## Exercise objective
Type out the material below exactly.

[Dataset items]
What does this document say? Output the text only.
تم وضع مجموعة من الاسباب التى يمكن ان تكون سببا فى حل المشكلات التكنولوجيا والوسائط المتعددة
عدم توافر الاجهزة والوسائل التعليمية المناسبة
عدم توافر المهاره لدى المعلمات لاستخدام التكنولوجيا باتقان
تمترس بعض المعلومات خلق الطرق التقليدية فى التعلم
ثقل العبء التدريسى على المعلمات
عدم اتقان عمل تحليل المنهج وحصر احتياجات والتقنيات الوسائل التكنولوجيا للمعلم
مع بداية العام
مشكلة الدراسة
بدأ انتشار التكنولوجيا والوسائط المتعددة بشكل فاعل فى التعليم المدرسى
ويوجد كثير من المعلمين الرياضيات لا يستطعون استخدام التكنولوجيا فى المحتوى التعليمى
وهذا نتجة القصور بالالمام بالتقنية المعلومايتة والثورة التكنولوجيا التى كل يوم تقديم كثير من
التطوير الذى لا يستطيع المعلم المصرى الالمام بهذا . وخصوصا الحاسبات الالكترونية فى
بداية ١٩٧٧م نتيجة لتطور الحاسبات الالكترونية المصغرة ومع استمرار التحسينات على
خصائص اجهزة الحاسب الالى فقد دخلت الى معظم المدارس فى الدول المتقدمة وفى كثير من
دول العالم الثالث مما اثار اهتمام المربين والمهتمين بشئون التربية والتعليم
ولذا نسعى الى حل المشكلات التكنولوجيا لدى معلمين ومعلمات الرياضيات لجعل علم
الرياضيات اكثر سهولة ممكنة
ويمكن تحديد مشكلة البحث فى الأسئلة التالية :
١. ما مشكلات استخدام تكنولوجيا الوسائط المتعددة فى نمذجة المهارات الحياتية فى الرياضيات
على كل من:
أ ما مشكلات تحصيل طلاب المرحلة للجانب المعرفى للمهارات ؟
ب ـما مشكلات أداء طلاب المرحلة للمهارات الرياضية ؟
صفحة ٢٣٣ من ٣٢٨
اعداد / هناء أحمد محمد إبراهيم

## Answer to the problem
What does this document say? Output the text only.
تم وضع مجموعة من الاسباب التى يمكن ان تكون سببا فى حل المشكلات التكنولوجيا والوسائط المتعددة
عدم توافر الاجهزة والوسائل التعليمية المناسبة
عدم توافر المهاره لدى المعلمات لاستخدام التكنولوجيا باتقان
تمترس بعض المعلومات خلق الطرق التقليدية فى التعلم
ثقل العبء التدريسى على المعلمات
عدم اتقان عمل تحليل المنهج وحصر احتياجات والتقنيات الوسائل التكنولوجيا للمعلم
مع بداية العام
مشكلة الدراسة
بدأ انتشار التكنولوجيا والوسائط المتعددة بشكل فاعل فى التعليم المدرسى
ويوجد كثير من المعلمين الرياضيات لا يستطعون استخدام التكنولوجيا فى المحتوى التعليمى
وهذا نتجة القصور بالالمام بالتقنية المعلومايتة والثورة التكنولوجيا التى كل يوم تقديم كثير من
التطوير الذى لا يستطيع المعلم المصرى الالمام بهذا . وخصوصا الحاسبات الالكترونية فى
بداية ١٩٧٧م نتيجة لتطور الحاسبات الالكترونية المصغرة ومع استمرار التحسينات على
خصائص اجهزة الحاسب الالى فقد دخلت الى معظم المدارس فى الدول المتقدمة وفى كثير من
دول العالم الثالث مما اثار اهتمام المربين والمهتمين بشئون التربية والتعليم
ولذا نسعى الى حل المشكلات التكنولوجيا لدى معلمين ومعلمات الرياضيات لجعل علم
الرياضيات اكثر سهولة ممكنة
ويمكن تحديد مشكلة البحث فى الأسئلة التالية :
١. ما مشكلات استخدام تكنولوجيا الوسائط المتعددة فى نمذجة المهارات الحياتية فى الرياضيات
على كل من:
أ ما مشكلات تحصيل طلاب المرحلة للجانب المعرفى للمهارات ؟
ب ـما مشكلات أداء طلاب المرحلة للمهارات الرياضية ؟
صفحة ٢٣٣ من ٣٢٨
اعداد / هناء أحمد محمد إبراهيم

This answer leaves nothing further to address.